Extract every line of the material that holds the string "maksaa".
# # #
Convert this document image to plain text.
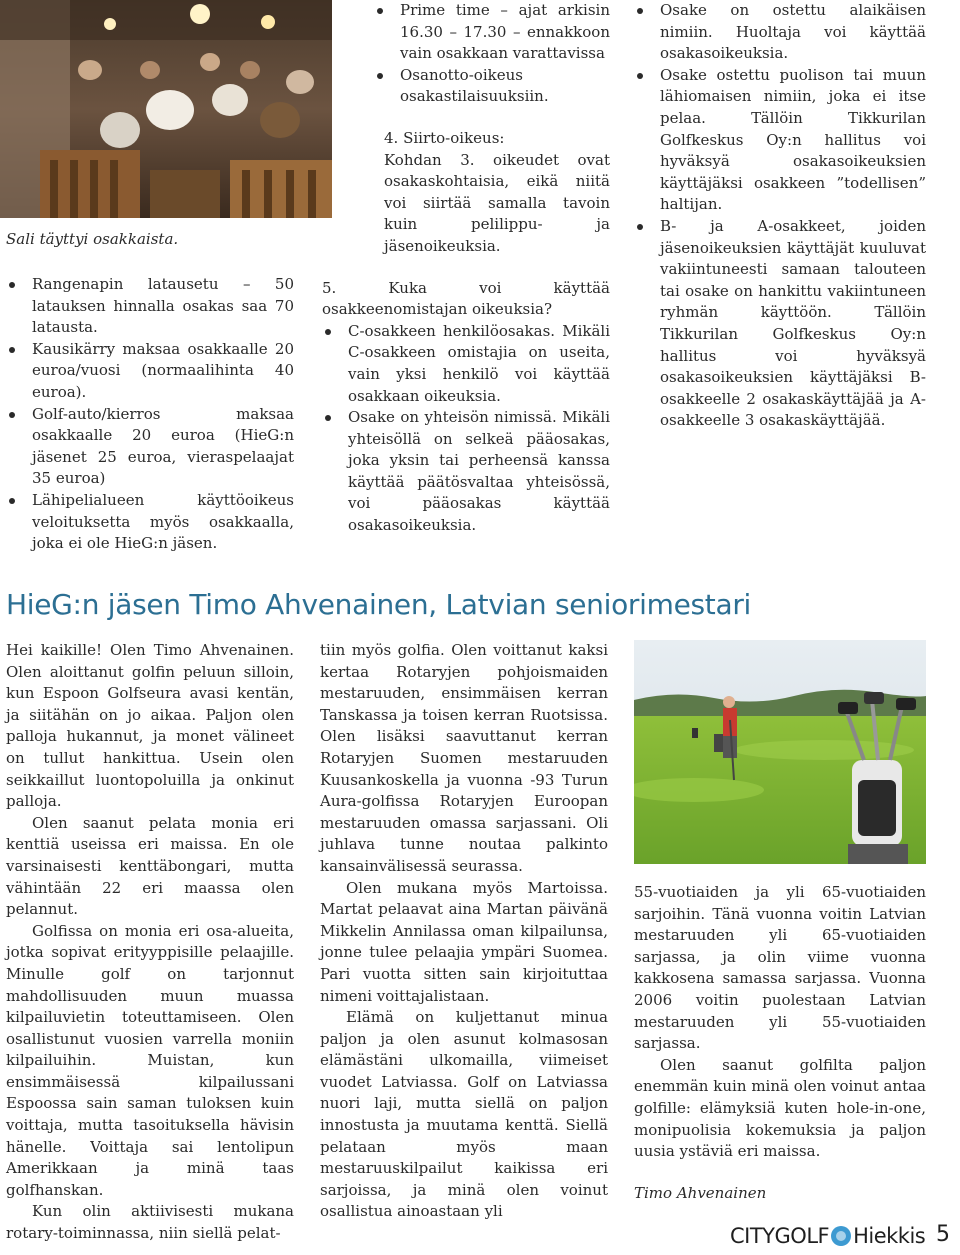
Sali täyttyi osakkaista.
Rangenapin latausetu – 50 latauksen hinnalla osakas saa 70 latausta.
Kausikärry maksaa osakkaalle 20 euroa/vuosi (normaalihinta 40 euroa).
Golf-auto/kierros maksaa osakkaalle 20 euroa (HieG:n jäsenet 25 euroa, vieraspelaajat 35 euroa)
Lähipelialueen käyttöoikeus veloituksetta myös osakkaalla, joka ei ole HieG:n jäsen.
Prime time – ajat arkisin 16.30 – 17.30 – ennakkoon vain osakkaan varattavissa
Osanotto-oikeus osakastilaisuuksiin.

4. Siirto-oikeus:

Kohdan 3. oikeudet ovat osakaskohtaisia, eikä niitä voi siirtää samalla tavoin kuin pelilippu- ja jäsenoikeuksia.

5. Kuka voi käyttää osakkeenomistajan oikeuksia?

C-osakkeen henkilöosakas. Mikäli C-osakkeen omistajia on useita, vain yksi henkilö voi käyttää osakkaan oikeuksia.
Osake on yhteisön nimissä. Mikäli yhteisöllä on selkeä pääosakas, joka yksin tai perheensä kanssa käyttää päätösvaltaa yhteisössä, voi pääosakas käyttää osakasoikeuksia.
Osake on ostettu alaikäisen nimiin. Huoltaja voi käyttää osakasoikeuksia.
Osake ostettu puolison tai muun lähiomaisen nimiin, joka ei itse pelaa. Tällöin Tikkurilan Golfkeskus Oy:n hallitus voi hyväksyä osakasoikeuksien käyttäjäksi osakkeen ”todellisen” haltijan.
B- ja A-osakkeet, joiden jäsenoikeuksien käyttäjät kuuluvat vakiintuneesti samaan talouteen tai osake on hankittu vakiintuneen ryhmän käyttöön. Tällöin Tikkurilan Golfkeskus Oy:n hallitus voi hyväksyä osakasoikeuksien käyttäjäksi B-osakkeelle 2 osakaskäyttäjää ja A-osakkeelle 3 osakaskäyttäjää.
HieG:n jäsen Timo Ahvenainen, Latvian seniorimestari

Hei kaikille! Olen Timo Ahvenainen. Olen aloittanut golfin peluun silloin, kun Espoon Golfseura avasi kentän, ja siitähän on jo aikaa. Paljon olen palloja hukannut, ja monet välineet on tullut hankittua. Usein olen seikkaillut luontopoluilla ja onkinut palloja.

Olen saanut pelata monia eri kenttiä useissa eri maissa. En ole varsinaisesti kenttäbongari, mutta vähintään 22 eri maassa olen pelannut.

Golfissa on monia eri osa-alueita, jotka sopivat erityyppisille pelaajille. Minulle golf on tarjonnut mahdollisuuden muun muassa kilpailuvietin toteuttamiseen. Olen osallistunut vuosien varrella moniin kilpailuihin. Muistan, kun ensimmäisessä kilpailussani Espoossa sain saman tuloksen kuin voittaja, mutta tasoituksella hävisin hänelle. Voittaja sai lentolipun Amerikkaan ja minä taas golfhanskan.

Kun olin aktiivisesti mukana rotary-toiminnassa, niin siellä pelat-

tiin myös golfia. Olen voittanut kaksi kertaa Rotaryjen pohjoismaiden mestaruuden, ensimmäisen kerran Tanskassa ja toisen kerran Ruotsissa. Olen lisäksi saavuttanut kerran Rotaryjen Suomen mestaruuden Kuusankoskella ja vuonna -93 Turun Aura-golfissa Rotaryjen Euroopan mestaruuden omassa sarjassani. Oli juhlava tunne noutaa palkinto kansainvälisessä seurassa.

Olen mukana myös Martoissa. Martat pelaavat aina Martan päivänä Mikkelin Annilassa oman kilpailunsa, jonne tulee pelaajia ympäri Suomea. Pari vuotta sitten sain kirjoituttaa nimeni voittajalistaan.

Elämä on kuljettanut minua paljon ja olen asunut kolmasosan elämästäni ulkomailla, viimeiset vuodet Latviassa. Golf on Latviassa nuori laji, mutta siellä on paljon innostusta ja muutama kenttä. Siellä pelataan myös maan mestaruuskilpailut kaikissa eri sarjoissa, ja minä olen voinut osallistua ainoastaan yli

55-vuotiaiden ja yli 65-vuotiaiden sarjoihin. Tänä vuonna voitin Latvian mestaruuden yli 65-vuotiaiden sarjassa, ja olin viime vuonna kakkosena samassa sarjassa. Vuonna 2006 voitin puolestaan Latvian mestaruuden yli 55-vuotiaiden sarjassa.

Olen saanut golfilta paljon enemmän kuin minä olen voinut antaa golfille: elämyksiä kuten hole-in-one, monipuolisia kokemuksia ja paljon uusia ystäviä eri maissa.

Timo Ahvenainen

CITYGOLF Hiekkis 5
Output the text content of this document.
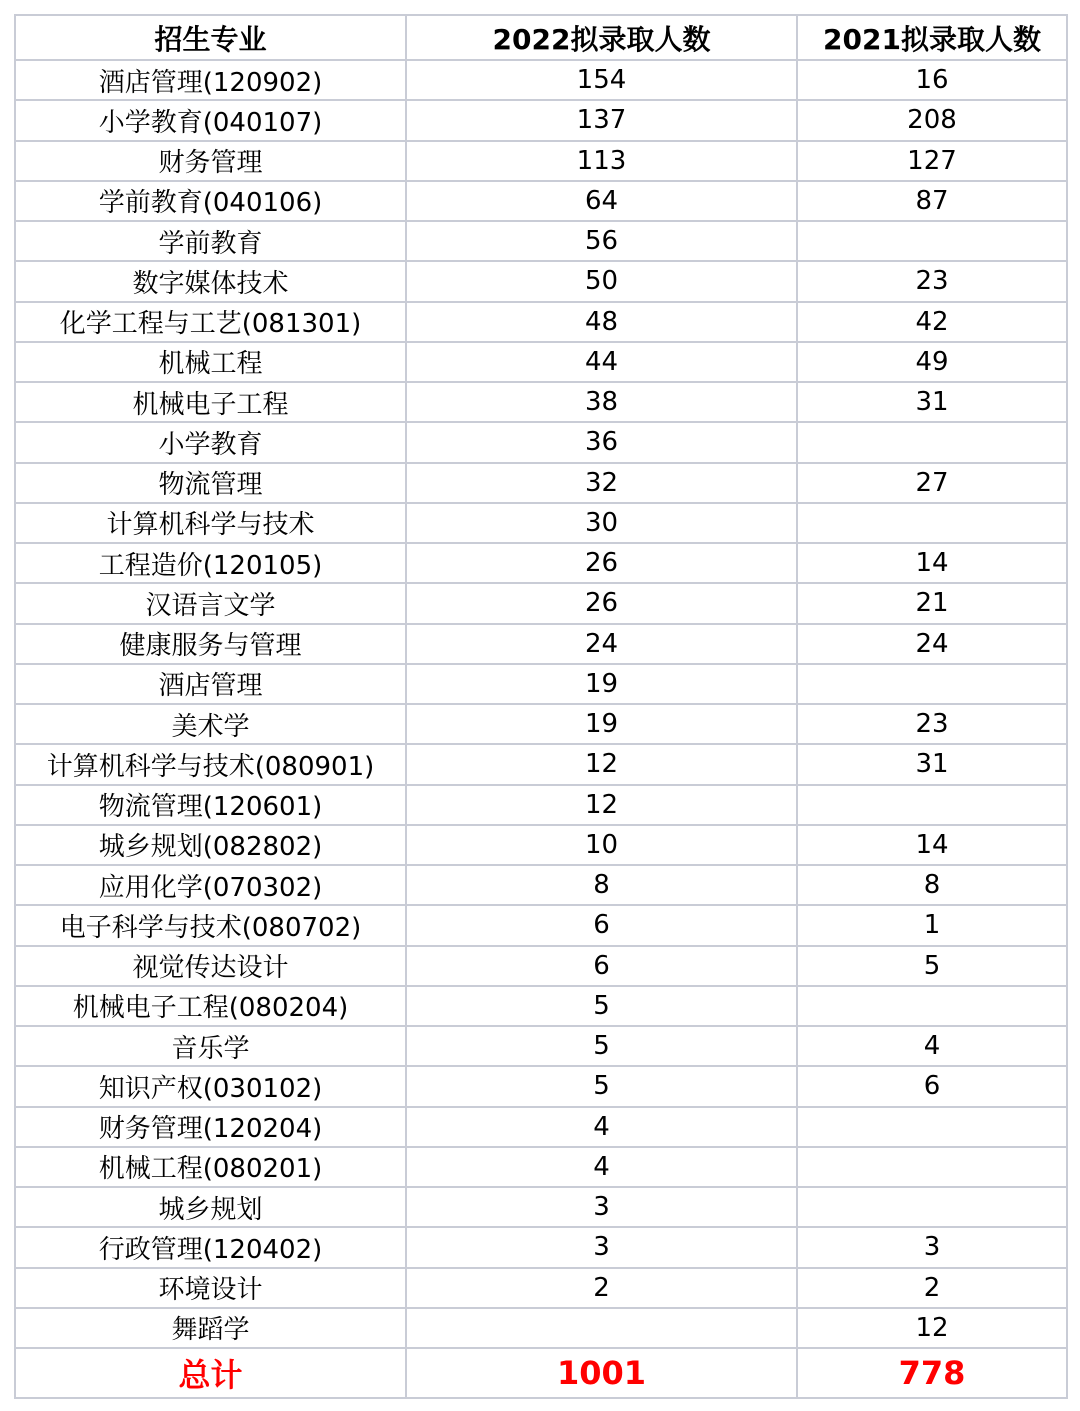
招生专业	2022拟录取人数	2021拟录取人数
酒店管理(120902)	154	16
小学教育(040107)	137	208
财务管理	113	127
学前教育(040106)	64	87
学前教育	56	
数字媒体技术	50	23
化学工程与工艺(081301)	48	42
机械工程	44	49
机械电子工程	38	31
小学教育	36	
物流管理	32	27
计算机科学与技术	30	
工程造价(120105)	26	14
汉语言文学	26	21
健康服务与管理	24	24
酒店管理	19	
美术学	19	23
计算机科学与技术(080901)	12	31
物流管理(120601)	12	
城乡规划(082802)	10	14
应用化学(070302)	8	8
电子科学与技术(080702)	6	1
视觉传达设计	6	5
机械电子工程(080204)	5	
音乐学	5	4
知识产权(030102)	5	6
财务管理(120204)	4	
机械工程(080201)	4	
城乡规划	3	
行政管理(120402)	3	3
环境设计	2	2
舞蹈学		12
总计	1001	778
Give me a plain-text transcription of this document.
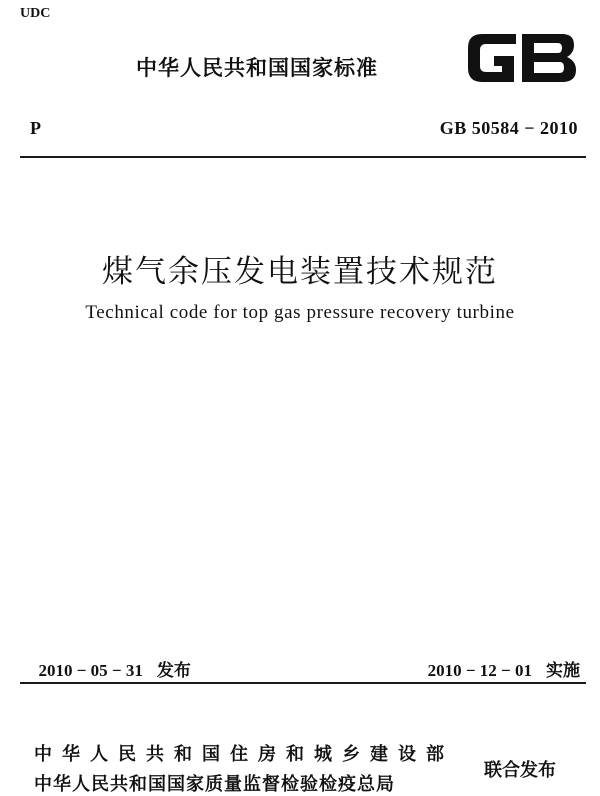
UDC
中华人民共和国国家标准
P	GB 50584 − 2010
煤气余压发电装置技术规范
Technical code for top gas pressure recovery turbine

2010 − 05 − 31 发布	2010 − 12 − 01 实施

中华人民共和国住房和城乡建设部
中华人民共和国国家质量监督检验检疫总局
联合发布
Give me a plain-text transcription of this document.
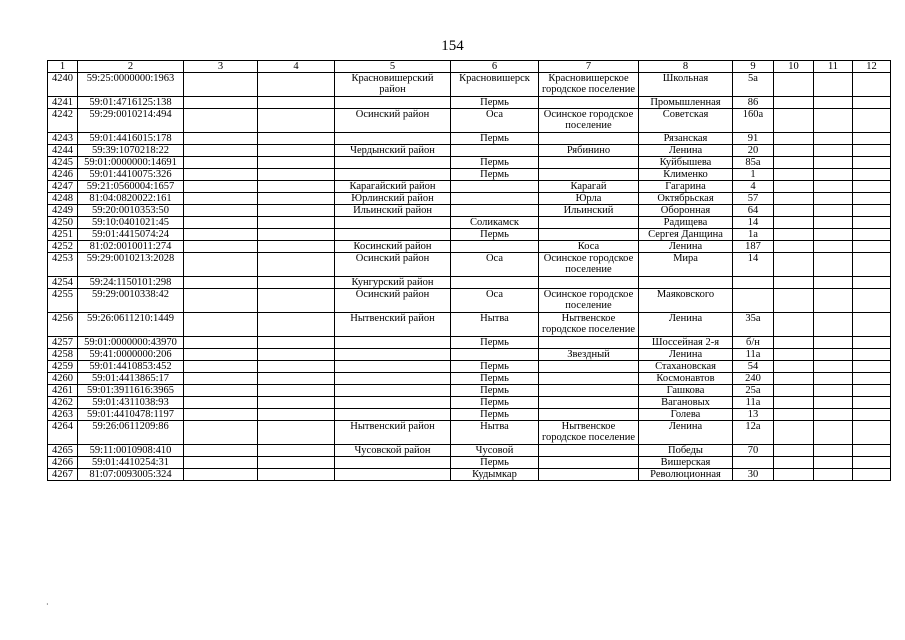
154
1	2	3	4	5	6	7	8	9	10	11	12
4240	59:25:0000000:1963			Красновишерский район	Красновишерск	Красновишерское городское поселение	Школьная	5а			
4241	59:01:4716125:138				Пермь		Промышленная	86			
4242	59:29:0010214:494			Осинский район	Оса	Осинское городское поселение	Советская	160а			
4243	59:01:4416015:178				Пермь		Рязанская	91			
4244	59:39:1070218:22			Чердынский район		Рябинино	Ленина	20			
4245	59:01:0000000:14691				Пермь		Куйбышева	85а			
4246	59:01:4410075:326				Пермь		Клименко	1			
4247	59:21:0560004:1657			Карагайский район		Карагай	Гагарина	4			
4248	81:04:0820022:161			Юрлинский район		Юрла	Октябрьская	57			
4249	59:20:0010353:50			Ильинский район		Ильинский	Оборонная	64			
4250	59:10:0401021:45				Соликамск		Радищева	14			
4251	59:01:4415074:24				Пермь		Сергея Данщина	1а			
4252	81:02:0010011:274			Косинский район		Коса	Ленина	187			
4253	59:29:0010213:2028			Осинский район	Оса	Осинское городское поселение	Мира	14			
4254	59:24:1150101:298			Кунгурский район							
4255	59:29:0010338:42			Осинский район	Оса	Осинское городское поселение	Маяковского				
4256	59:26:0611210:1449			Нытвенский район	Нытва	Нытвенское городское поселение	Ленина	35а			
4257	59:01:0000000:43970				Пермь		Шоссейная 2-я	б/н			
4258	59:41:0000000:206					Звездный	Ленина	11а			
4259	59:01:4410853:452				Пермь		Стахановская	54			
4260	59:01:4413865:17				Пермь		Космонавтов	240			
4261	59:01:3911616:3965				Пермь		Гашкова	25а			
4262	59:01:4311038:93				Пермь		Вагановых	11а			
4263	59:01:4410478:1197				Пермь		Голева	13			
4264	59:26:0611209:86			Нытвенский район	Нытва	Нытвенское городское поселение	Ленина	12а			
4265	59:11:0010908:410			Чусовской район	Чусовой		Победы	70			
4266	59:01:4410254:31				Пермь		Вишерская				
4267	81:07:0093005:324				Кудымкар		Революционная	30			
·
# # #
• _Result below_
Kausikärry maksaa osakkaalle 20 euroa/vuosi (normaalihinta 40 euroa).
Golf-auto/kierros maksaa osakkaalle 20 euroa (HieG:n jäsenet 25 euroa, vieraspelaajat 35 euroa)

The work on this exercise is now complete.